ROWS
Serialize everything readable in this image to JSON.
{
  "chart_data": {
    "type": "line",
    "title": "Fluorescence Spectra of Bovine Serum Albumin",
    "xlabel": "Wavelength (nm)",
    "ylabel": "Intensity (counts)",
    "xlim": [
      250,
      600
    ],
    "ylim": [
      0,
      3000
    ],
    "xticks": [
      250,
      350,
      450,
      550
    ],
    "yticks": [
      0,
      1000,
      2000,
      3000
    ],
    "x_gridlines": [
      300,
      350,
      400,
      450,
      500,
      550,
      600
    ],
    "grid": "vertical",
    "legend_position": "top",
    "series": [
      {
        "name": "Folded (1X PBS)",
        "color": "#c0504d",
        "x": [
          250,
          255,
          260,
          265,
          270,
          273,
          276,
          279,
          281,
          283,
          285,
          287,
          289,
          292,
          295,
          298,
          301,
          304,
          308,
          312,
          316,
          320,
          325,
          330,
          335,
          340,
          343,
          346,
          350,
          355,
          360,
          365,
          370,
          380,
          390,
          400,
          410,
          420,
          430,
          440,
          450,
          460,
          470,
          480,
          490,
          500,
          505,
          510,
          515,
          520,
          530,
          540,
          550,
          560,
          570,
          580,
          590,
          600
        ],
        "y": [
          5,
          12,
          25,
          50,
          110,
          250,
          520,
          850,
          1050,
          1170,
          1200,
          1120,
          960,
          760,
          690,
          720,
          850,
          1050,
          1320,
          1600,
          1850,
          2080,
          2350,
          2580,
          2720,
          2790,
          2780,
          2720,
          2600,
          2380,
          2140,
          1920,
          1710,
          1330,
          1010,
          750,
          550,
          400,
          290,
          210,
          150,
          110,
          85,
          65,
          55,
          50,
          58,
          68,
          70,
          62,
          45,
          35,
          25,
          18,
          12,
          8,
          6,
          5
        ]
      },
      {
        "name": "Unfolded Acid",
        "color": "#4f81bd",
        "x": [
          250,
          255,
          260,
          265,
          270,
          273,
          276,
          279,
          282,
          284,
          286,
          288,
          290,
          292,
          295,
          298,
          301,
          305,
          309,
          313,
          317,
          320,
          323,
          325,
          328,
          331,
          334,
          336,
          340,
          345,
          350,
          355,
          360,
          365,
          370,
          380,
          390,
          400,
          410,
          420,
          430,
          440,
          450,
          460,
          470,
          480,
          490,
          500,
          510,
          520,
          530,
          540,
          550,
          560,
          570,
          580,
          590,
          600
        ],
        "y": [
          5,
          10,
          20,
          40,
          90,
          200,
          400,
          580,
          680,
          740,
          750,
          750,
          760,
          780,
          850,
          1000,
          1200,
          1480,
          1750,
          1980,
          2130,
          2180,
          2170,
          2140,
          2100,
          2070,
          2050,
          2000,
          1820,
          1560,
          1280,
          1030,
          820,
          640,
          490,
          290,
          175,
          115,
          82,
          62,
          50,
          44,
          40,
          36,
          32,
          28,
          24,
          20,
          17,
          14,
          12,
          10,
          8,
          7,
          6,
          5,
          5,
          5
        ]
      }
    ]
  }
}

PROBLEM DESCRIPTION
Go through the records and print each one exactly.

ANSWER TO THE TASK
Serialize everything readable in this image to JSON.
{
  "chart_data": {
    "type": "line",
    "title": "Fluorescence Spectra of Bovine Serum Albumin",
    "xlabel": "Wavelength (nm)",
    "ylabel": "Intensity (counts)",
    "xlim": [
      250,
      600
    ],
    "ylim": [
      0,
      3000
    ],
    "xticks": [
      250,
      350,
      450,
      550
    ],
    "yticks": [
      0,
      1000,
      2000,
      3000
    ],
    "x_gridlines": [
      300,
      350,
      400,
      450,
      500,
      550,
      600
    ],
    "grid": "vertical",
    "legend_position": "top",
    "series": [
      {
        "name": "Folded (1X PBS)",
        "color": "#c0504d",
        "x": [
          250,
          255,
          260,
          265,
          270,
          273,
          276,
          279,
          281,
          283,
          285,
          287,
          289,
          292,
          295,
          298,
          301,
          304,
          308,
          312,
          316,
          320,
          325,
          330,
          335,
          340,
          343,
          346,
          350,
          355,
          360,
          365,
          370,
          380,
          390,
          400,
          410,
          420,
          430,
          440,
          450,
          460,
          470,
          480,
          490,
          500,
          505,
          510,
          515,
          520,
          530,
          540,
          550,
          560,
          570,
          580,
          590,
          600
        ],
        "y": [
          5,
          12,
          25,
          50,
          110,
          250,
          520,
          850,
          1050,
          1170,
          1200,
          1120,
          960,
          760,
          690,
          720,
          850,
          1050,
          1320,
          1600,
          1850,
          2080,
          2350,
          2580,
          2720,
          2790,
          2780,
          2720,
          2600,
          2380,
          2140,
          1920,
          1710,
          1330,
          1010,
          750,
          550,
          400,
          290,
          210,
          150,
          110,
          85,
          65,
          55,
          50,
          58,
          68,
          70,
          62,
          45,
          35,
          25,
          18,
          12,
          8,
          6,
          5
        ]
      },
      {
        "name": "Unfolded Acid",
        "color": "#4f81bd",
        "x": [
          250,
          255,
          260,
          265,
          270,
          273,
          276,
          279,
          282,
          284,
          286,
          288,
          290,
          292,
          295,
          298,
          301,
          305,
          309,
          313,
          317,
          320,
          323,
          325,
          328,
          331,
          334,
          336,
          340,
          345,
          350,
          355,
          360,
          365,
          370,
          380,
          390,
          400,
          410,
          420,
          430,
          440,
          450,
          460,
          470,
          480,
          490,
          500,
          510,
          520,
          530,
          540,
          550,
          560,
          570,
          580,
          590,
          600
        ],
        "y": [
          5,
          10,
          20,
          40,
          90,
          200,
          400,
          580,
          680,
          740,
          750,
          750,
          760,
          780,
          850,
          1000,
          1200,
          1480,
          1750,
          1980,
          2130,
          2180,
          2170,
          2140,
          2100,
          2070,
          2050,
          2000,
          1820,
          1560,
          1280,
          1030,
          820,
          640,
          490,
          290,
          175,
          115,
          82,
          62,
          50,
          44,
          40,
          36,
          32,
          28,
          24,
          20,
          17,
          14,
          12,
          10,
          8,
          7,
          6,
          5,
          5,
          5
        ]
      }
    ]
  }
}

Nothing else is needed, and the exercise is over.